== Requirements ==
Write out the records below once more, exactly as they stand.

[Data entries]
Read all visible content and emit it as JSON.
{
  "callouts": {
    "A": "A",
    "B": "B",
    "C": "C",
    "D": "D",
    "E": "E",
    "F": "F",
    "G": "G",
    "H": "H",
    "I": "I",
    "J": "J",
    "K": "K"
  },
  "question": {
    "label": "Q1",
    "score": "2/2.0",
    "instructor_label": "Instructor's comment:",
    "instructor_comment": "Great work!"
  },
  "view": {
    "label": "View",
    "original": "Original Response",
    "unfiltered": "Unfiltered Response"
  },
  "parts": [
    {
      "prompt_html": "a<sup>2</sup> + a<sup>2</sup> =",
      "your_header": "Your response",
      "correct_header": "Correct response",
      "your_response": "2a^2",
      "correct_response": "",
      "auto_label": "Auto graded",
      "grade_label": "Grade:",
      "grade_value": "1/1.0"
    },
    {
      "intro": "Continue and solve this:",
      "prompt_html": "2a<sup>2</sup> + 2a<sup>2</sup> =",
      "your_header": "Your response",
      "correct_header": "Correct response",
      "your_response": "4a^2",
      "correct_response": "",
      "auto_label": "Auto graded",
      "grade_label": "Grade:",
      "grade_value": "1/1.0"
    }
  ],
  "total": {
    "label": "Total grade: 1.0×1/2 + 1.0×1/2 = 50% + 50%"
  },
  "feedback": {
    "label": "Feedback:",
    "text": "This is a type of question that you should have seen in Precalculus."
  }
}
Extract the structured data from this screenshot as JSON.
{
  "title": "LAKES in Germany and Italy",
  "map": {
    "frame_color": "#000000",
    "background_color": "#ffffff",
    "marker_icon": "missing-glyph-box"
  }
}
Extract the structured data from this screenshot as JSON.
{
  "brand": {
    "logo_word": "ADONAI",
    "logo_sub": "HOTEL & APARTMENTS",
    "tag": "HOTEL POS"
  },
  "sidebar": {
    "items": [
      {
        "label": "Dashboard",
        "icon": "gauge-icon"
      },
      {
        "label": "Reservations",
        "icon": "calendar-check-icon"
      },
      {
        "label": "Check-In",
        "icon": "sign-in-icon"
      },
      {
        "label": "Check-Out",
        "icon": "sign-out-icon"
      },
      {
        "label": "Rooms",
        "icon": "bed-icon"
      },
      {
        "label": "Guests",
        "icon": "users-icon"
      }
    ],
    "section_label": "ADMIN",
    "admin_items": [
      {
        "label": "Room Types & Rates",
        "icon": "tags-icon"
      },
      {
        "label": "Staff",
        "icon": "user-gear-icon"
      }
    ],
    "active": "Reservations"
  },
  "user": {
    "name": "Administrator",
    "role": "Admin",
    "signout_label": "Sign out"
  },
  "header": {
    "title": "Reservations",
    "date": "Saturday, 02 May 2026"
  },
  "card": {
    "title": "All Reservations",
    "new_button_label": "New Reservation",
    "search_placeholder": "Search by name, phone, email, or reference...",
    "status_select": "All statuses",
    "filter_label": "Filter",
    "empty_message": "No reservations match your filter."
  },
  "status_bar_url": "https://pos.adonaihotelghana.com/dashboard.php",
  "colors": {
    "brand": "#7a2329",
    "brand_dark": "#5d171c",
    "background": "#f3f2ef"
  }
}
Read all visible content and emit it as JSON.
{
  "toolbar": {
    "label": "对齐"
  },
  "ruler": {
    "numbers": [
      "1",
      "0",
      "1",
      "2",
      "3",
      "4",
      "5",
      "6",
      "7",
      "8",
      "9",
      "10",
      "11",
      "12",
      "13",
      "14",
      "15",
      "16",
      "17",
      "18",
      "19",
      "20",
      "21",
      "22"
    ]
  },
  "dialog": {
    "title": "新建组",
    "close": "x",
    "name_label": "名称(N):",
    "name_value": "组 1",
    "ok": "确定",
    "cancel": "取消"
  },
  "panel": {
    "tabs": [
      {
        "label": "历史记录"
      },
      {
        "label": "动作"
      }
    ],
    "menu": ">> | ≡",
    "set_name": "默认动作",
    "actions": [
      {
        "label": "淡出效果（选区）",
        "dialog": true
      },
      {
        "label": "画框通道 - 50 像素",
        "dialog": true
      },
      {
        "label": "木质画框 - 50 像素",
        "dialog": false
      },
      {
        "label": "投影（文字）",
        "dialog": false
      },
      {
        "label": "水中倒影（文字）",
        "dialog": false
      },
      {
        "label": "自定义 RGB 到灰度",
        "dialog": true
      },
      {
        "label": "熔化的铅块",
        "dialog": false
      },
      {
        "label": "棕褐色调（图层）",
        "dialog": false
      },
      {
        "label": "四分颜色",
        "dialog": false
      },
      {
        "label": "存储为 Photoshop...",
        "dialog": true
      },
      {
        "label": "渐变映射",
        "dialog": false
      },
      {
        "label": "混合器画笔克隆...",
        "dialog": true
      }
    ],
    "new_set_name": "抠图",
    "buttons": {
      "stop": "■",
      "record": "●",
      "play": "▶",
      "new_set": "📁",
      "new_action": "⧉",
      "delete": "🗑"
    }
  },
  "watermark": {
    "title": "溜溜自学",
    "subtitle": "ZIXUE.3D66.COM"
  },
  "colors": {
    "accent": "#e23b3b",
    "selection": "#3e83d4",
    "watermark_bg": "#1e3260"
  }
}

== Result below ==
Read all visible content and emit it as JSON.
{
  "callouts": {
    "A": "A",
    "B": "B",
    "C": "C",
    "D": "D",
    "E": "E",
    "F": "F",
    "G": "G",
    "H": "H",
    "I": "I",
    "J": "J",
    "K": "K"
  },
  "question": {
    "label": "Q1",
    "score": "2/2.0",
    "instructor_label": "Instructor's comment:",
    "instructor_comment": "Great work!"
  },
  "view": {
    "label": "View",
    "original": "Original Response",
    "unfiltered": "Unfiltered Response"
  },
  "parts": [
    {
      "prompt_html": "a<sup>2</sup> + a<sup>2</sup> =",
      "your_header": "Your response",
      "correct_header": "Correct response",
      "your_response": "2a^2",
      "correct_response": "",
      "auto_label": "Auto graded",
      "grade_label": "Grade:",
      "grade_value": "1/1.0"
    },
    {
      "intro": "Continue and solve this:",
      "prompt_html": "2a<sup>2</sup> + 2a<sup>2</sup> =",
      "your_header": "Your response",
      "correct_header": "Correct response",
      "your_response": "4a^2",
      "correct_response": "",
      "auto_label": "Auto graded",
      "grade_label": "Grade:",
      "grade_value": "1/1.0"
    }
  ],
  "total": {
    "label": "Total grade: 1.0×1/2 + 1.0×1/2 = 50% + 50%"
  },
  "feedback": {
    "label": "Feedback:",
    "text": "This is a type of question that you should have seen in Precalculus."
  }
}
Extract the structured data from this screenshot as JSON.
{
  "title": "LAKES in Germany and Italy",
  "map": {
    "frame_color": "#000000",
    "background_color": "#ffffff",
    "marker_icon": "missing-glyph-box"
  }
}
Extract the structured data from this screenshot as JSON.
{
  "brand": {
    "logo_word": "ADONAI",
    "logo_sub": "HOTEL & APARTMENTS",
    "tag": "HOTEL POS"
  },
  "sidebar": {
    "items": [
      {
        "label": "Dashboard",
        "icon": "gauge-icon"
      },
      {
        "label": "Reservations",
        "icon": "calendar-check-icon"
      },
      {
        "label": "Check-In",
        "icon": "sign-in-icon"
      },
      {
        "label": "Check-Out",
        "icon": "sign-out-icon"
      },
      {
        "label": "Rooms",
        "icon": "bed-icon"
      },
      {
        "label": "Guests",
        "icon": "users-icon"
      }
    ],
    "section_label": "ADMIN",
    "admin_items": [
      {
        "label": "Room Types & Rates",
        "icon": "tags-icon"
      },
      {
        "label": "Staff",
        "icon": "user-gear-icon"
      }
    ],
    "active": "Reservations"
  },
  "user": {
    "name": "Administrator",
    "role": "Admin",
    "signout_label": "Sign out"
  },
  "header": {
    "title": "Reservations",
    "date": "Saturday, 02 May 2026"
  },
  "card": {
    "title": "All Reservations",
    "new_button_label": "New Reservation",
    "search_placeholder": "Search by name, phone, email, or reference...",
    "status_select": "All statuses",
    "filter_label": "Filter",
    "empty_message": "No reservations match your filter."
  },
  "status_bar_url": "https://pos.adonaihotelghana.com/dashboard.php",
  "colors": {
    "brand": "#7a2329",
    "brand_dark": "#5d171c",
    "background": "#f3f2ef"
  }
}
Read all visible content and emit it as JSON.
{
  "toolbar": {
    "label": "对齐"
  },
  "ruler": {
    "numbers": [
      "1",
      "0",
      "1",
      "2",
      "3",
      "4",
      "5",
      "6",
      "7",
      "8",
      "9",
      "10",
      "11",
      "12",
      "13",
      "14",
      "15",
      "16",
      "17",
      "18",
      "19",
      "20",
      "21",
      "22"
    ]
  },
  "dialog": {
    "title": "新建组",
    "close": "x",
    "name_label": "名称(N):",
    "name_value": "组 1",
    "ok": "确定",
    "cancel": "取消"
  },
  "panel": {
    "tabs": [
      {
        "label": "历史记录"
      },
      {
        "label": "动作"
      }
    ],
    "menu": ">> | ≡",
    "set_name": "默认动作",
    "actions": [
      {
        "label": "淡出效果（选区）",
        "dialog": true
      },
      {
        "label": "画框通道 - 50 像素",
        "dialog": true
      },
      {
        "label": "木质画框 - 50 像素",
        "dialog": false
      },
      {
        "label": "投影（文字）",
        "dialog": false
      },
      {
        "label": "水中倒影（文字）",
        "dialog": false
      },
      {
        "label": "自定义 RGB 到灰度",
        "dialog": true
      },
      {
        "label": "熔化的铅块",
        "dialog": false
      },
      {
        "label": "棕褐色调（图层）",
        "dialog": false
      },
      {
        "label": "四分颜色",
        "dialog": false
      },
      {
        "label": "存储为 Photoshop...",
        "dialog": true
      },
      {
        "label": "渐变映射",
        "dialog": false
      },
      {
        "label": "混合器画笔克隆...",
        "dialog": true
      }
    ],
    "new_set_name": "抠图",
    "buttons": {
      "stop": "■",
      "record": "●",
      "play": "▶",
      "new_set": "📁",
      "new_action": "⧉",
      "delete": "🗑"
    }
  },
  "watermark": {
    "title": "溜溜自学",
    "subtitle": "ZIXUE.3D66.COM"
  },
  "colors": {
    "accent": "#e23b3b",
    "selection": "#3e83d4",
    "watermark_bg": "#1e3260"
  }
}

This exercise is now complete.